DESCRIPTION OF THE TASK -
In the material below, identify each line bearing the word "GPSXtra". Reproduce those lines.

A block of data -

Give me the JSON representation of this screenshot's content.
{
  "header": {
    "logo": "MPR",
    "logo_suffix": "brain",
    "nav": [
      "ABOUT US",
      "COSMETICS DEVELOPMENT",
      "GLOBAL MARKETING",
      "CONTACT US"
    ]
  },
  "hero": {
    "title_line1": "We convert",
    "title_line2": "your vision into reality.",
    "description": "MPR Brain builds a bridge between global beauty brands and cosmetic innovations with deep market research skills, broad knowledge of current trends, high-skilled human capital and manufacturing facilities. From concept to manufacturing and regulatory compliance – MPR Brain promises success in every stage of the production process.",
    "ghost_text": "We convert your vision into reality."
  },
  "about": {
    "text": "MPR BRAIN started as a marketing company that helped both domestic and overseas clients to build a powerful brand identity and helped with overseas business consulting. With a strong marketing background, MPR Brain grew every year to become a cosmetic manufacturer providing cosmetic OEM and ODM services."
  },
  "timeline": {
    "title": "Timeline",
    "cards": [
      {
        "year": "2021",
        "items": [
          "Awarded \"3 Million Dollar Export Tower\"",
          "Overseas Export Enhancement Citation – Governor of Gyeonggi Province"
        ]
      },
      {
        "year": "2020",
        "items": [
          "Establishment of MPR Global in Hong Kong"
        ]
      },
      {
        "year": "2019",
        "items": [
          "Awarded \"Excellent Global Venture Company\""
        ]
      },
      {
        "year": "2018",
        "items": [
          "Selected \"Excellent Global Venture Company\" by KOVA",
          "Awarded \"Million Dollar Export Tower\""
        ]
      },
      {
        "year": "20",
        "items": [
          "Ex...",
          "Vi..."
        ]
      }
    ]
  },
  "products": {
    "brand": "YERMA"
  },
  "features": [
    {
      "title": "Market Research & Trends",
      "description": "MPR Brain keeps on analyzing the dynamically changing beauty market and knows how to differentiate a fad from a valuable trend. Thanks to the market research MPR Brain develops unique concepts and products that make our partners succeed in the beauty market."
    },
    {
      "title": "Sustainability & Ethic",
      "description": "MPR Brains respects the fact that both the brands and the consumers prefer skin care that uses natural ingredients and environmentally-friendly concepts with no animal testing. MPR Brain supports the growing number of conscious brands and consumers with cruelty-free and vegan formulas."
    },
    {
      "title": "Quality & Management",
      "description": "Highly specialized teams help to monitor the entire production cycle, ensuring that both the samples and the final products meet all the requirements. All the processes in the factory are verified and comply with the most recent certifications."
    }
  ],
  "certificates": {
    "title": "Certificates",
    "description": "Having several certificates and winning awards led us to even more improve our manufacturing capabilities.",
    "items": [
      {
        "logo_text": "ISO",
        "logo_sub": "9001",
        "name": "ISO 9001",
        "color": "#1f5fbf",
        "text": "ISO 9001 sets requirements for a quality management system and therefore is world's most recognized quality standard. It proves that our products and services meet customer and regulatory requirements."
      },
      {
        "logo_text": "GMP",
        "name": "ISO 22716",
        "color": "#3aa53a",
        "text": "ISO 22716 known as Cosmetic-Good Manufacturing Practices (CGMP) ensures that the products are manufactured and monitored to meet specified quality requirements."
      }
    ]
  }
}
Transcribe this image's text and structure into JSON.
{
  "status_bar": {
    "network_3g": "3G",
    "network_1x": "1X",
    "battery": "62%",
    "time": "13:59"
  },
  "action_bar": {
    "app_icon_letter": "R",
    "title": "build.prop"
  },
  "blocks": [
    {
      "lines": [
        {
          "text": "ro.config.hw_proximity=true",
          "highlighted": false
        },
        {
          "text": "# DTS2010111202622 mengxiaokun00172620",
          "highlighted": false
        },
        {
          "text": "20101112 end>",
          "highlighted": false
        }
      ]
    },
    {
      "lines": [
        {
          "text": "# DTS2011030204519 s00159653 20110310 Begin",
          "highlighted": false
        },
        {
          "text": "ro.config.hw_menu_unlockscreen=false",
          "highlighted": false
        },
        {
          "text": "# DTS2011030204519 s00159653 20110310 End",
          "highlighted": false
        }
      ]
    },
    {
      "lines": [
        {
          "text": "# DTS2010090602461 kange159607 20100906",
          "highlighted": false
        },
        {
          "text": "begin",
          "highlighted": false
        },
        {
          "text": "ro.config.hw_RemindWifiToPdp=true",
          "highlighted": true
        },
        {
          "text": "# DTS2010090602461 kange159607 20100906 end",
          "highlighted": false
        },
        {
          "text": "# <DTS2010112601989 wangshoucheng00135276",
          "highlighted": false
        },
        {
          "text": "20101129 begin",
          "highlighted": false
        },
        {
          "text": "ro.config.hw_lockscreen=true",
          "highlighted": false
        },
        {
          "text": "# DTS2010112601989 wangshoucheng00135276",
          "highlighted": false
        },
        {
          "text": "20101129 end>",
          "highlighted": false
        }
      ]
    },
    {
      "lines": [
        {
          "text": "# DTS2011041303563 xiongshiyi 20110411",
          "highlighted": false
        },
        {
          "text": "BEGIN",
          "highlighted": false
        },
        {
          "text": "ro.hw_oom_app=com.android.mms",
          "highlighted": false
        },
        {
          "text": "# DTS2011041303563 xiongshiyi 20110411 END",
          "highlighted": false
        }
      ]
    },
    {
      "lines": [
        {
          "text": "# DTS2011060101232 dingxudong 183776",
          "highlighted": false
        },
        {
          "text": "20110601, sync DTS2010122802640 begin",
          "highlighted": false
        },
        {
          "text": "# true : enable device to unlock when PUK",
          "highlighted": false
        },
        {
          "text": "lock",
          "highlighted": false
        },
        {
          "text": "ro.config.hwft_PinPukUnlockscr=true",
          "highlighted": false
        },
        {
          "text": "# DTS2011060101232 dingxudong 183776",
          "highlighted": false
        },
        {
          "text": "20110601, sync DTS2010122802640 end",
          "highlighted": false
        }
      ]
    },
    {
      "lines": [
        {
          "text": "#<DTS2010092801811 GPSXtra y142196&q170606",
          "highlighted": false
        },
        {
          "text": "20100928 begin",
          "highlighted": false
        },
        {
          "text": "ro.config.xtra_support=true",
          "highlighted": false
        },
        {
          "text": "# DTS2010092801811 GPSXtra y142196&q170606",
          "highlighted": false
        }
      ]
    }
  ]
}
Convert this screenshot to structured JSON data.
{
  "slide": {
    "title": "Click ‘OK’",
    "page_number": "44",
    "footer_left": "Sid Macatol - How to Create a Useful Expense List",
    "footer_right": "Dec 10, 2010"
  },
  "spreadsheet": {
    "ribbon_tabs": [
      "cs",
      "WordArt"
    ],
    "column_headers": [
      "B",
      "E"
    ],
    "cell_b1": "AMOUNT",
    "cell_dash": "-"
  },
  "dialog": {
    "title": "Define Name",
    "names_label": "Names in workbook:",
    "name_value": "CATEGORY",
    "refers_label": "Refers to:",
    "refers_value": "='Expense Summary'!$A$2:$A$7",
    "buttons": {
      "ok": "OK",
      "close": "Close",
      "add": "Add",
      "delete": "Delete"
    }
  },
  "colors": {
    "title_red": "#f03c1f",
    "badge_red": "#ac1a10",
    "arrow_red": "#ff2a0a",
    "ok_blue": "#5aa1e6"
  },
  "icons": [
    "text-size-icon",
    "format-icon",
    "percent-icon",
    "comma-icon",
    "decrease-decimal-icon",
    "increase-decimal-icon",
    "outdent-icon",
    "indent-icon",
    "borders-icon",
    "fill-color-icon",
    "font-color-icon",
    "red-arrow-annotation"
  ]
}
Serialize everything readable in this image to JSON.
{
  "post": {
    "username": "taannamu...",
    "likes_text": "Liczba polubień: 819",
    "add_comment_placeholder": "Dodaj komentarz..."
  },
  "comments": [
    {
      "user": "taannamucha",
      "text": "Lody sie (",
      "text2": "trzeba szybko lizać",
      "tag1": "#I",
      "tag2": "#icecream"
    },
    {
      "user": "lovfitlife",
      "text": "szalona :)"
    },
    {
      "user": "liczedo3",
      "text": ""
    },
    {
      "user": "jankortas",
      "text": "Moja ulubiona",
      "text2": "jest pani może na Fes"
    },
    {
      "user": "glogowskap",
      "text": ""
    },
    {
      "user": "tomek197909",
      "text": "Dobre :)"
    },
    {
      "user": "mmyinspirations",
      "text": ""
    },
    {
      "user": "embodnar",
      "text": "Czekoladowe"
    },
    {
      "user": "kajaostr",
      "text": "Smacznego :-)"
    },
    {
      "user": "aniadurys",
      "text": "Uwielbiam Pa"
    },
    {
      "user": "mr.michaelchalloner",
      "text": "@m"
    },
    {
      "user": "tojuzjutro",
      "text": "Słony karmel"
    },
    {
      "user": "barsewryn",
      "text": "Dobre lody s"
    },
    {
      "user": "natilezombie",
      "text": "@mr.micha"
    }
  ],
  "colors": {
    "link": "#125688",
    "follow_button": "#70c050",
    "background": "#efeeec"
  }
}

ANSWER TO THE TASK -
          "text": "#<DTS2010092801811 GPSXtra y142196&q170606",
          "text": "# DTS2010092801811 GPSXtra y142196&q170606",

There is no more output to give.